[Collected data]

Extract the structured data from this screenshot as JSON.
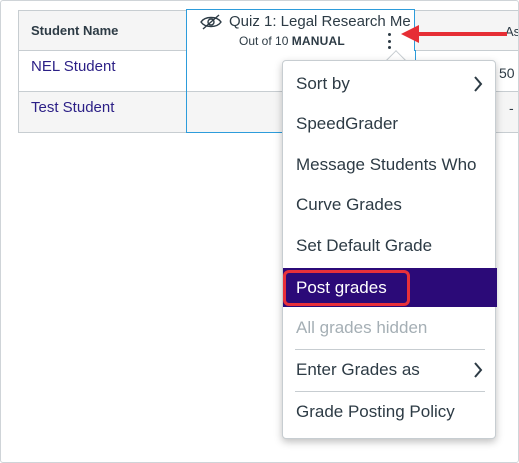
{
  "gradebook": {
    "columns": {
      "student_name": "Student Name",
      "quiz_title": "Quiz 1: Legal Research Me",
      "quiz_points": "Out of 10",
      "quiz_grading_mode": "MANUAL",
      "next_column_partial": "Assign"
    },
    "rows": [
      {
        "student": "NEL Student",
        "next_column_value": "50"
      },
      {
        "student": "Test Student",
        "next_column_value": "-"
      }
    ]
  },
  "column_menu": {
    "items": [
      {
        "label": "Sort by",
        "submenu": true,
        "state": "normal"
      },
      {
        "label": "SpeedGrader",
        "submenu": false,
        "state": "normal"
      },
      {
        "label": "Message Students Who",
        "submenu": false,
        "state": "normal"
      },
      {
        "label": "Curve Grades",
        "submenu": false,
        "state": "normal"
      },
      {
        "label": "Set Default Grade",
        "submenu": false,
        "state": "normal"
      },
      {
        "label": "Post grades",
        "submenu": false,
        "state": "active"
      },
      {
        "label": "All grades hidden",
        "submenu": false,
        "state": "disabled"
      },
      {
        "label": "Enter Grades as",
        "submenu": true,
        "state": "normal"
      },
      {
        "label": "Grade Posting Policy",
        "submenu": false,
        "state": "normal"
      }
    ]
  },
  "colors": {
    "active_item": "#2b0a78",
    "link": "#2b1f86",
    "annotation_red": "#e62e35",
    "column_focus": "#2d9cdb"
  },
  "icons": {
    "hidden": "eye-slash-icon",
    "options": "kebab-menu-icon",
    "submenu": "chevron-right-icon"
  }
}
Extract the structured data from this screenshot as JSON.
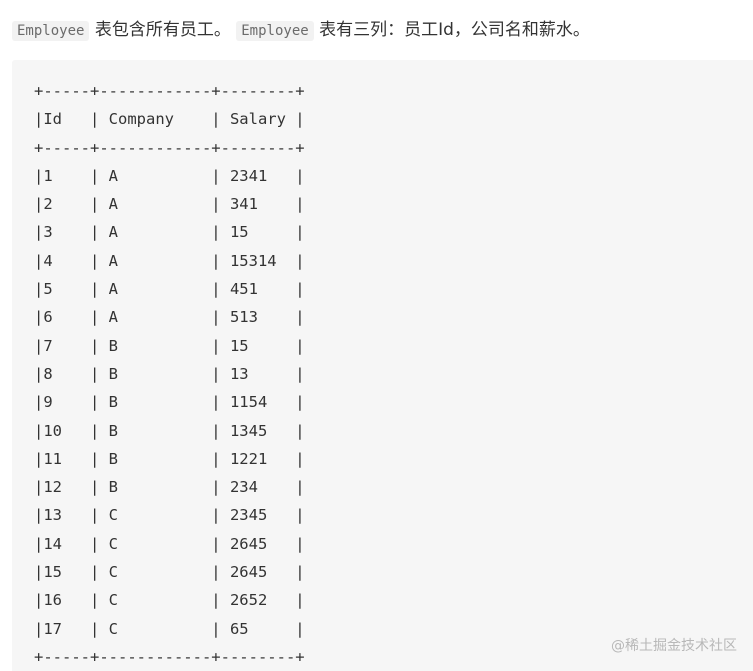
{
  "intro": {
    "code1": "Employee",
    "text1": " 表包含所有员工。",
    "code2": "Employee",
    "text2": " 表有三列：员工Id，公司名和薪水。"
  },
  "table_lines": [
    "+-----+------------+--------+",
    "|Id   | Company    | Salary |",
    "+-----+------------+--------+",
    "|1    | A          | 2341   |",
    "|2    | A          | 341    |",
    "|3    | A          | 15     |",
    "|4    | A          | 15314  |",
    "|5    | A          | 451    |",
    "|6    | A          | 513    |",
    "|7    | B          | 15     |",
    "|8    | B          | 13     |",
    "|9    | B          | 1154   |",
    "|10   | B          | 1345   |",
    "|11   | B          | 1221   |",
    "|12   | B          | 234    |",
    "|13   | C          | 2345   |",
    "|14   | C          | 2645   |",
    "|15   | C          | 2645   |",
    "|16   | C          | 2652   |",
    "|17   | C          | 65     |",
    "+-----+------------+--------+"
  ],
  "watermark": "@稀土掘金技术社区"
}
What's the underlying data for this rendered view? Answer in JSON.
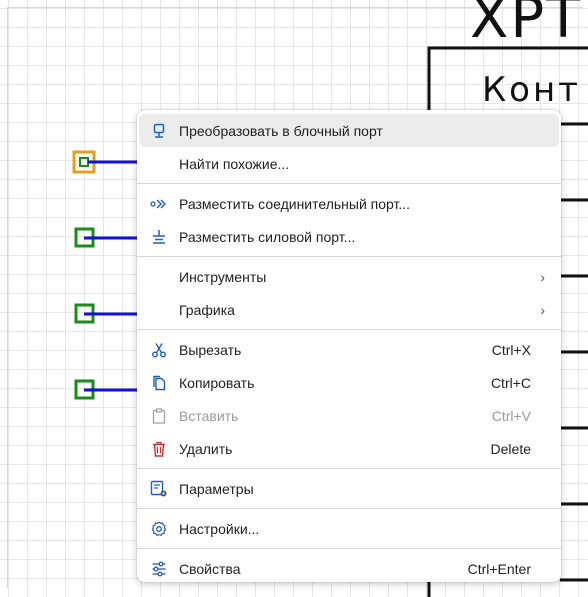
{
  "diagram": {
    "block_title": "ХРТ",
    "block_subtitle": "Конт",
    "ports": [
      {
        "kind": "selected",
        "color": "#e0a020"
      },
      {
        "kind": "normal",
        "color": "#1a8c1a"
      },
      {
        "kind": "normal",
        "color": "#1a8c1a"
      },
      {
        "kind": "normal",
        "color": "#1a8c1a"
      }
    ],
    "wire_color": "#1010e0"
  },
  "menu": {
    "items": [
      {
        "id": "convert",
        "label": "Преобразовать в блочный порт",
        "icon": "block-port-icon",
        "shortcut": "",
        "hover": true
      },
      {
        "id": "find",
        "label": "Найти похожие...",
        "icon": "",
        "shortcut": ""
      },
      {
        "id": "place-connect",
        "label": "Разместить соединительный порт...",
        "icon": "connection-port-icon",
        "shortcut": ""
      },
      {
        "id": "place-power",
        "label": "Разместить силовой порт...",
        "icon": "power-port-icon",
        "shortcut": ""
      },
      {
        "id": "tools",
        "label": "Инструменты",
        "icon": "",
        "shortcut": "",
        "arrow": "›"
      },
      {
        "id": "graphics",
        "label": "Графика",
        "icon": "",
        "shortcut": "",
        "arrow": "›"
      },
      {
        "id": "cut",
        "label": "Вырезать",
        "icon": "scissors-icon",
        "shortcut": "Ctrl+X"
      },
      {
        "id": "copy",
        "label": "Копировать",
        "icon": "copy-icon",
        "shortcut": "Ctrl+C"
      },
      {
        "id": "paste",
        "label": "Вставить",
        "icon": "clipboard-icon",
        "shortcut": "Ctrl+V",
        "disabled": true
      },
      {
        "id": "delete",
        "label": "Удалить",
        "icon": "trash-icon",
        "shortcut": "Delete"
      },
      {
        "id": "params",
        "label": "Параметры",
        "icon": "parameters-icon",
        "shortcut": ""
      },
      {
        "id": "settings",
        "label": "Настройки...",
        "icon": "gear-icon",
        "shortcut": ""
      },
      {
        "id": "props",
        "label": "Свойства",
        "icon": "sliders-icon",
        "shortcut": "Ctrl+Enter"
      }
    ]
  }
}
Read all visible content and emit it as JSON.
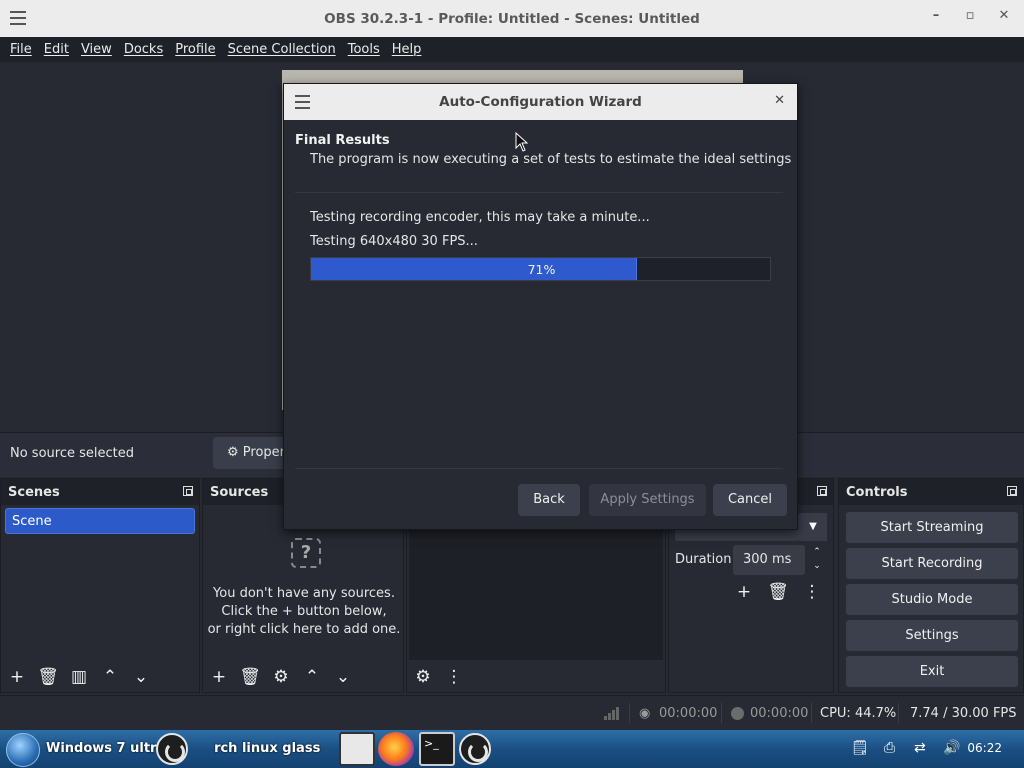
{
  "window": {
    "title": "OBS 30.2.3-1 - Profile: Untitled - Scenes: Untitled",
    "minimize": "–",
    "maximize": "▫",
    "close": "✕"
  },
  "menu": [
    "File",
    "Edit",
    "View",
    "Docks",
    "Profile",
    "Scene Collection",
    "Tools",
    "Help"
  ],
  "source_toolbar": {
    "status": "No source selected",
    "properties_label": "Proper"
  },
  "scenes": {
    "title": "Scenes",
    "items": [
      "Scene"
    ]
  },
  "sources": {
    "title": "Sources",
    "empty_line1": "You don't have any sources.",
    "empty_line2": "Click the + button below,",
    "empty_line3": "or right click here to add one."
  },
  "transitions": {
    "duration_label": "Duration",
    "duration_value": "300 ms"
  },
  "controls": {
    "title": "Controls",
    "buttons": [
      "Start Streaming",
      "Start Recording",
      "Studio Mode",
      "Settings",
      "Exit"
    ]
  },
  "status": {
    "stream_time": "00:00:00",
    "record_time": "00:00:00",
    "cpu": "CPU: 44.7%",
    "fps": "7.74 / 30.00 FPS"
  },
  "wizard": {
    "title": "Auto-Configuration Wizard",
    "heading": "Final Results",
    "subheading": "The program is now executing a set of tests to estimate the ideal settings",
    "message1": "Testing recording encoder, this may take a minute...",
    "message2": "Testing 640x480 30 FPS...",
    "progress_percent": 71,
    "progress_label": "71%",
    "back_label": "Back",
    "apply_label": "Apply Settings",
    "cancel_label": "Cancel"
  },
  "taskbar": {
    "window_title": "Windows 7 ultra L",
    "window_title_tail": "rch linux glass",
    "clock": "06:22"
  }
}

_Goal_: Scan the records above, count the lines with "true" in them, and give only the number.

_Written reply_: 4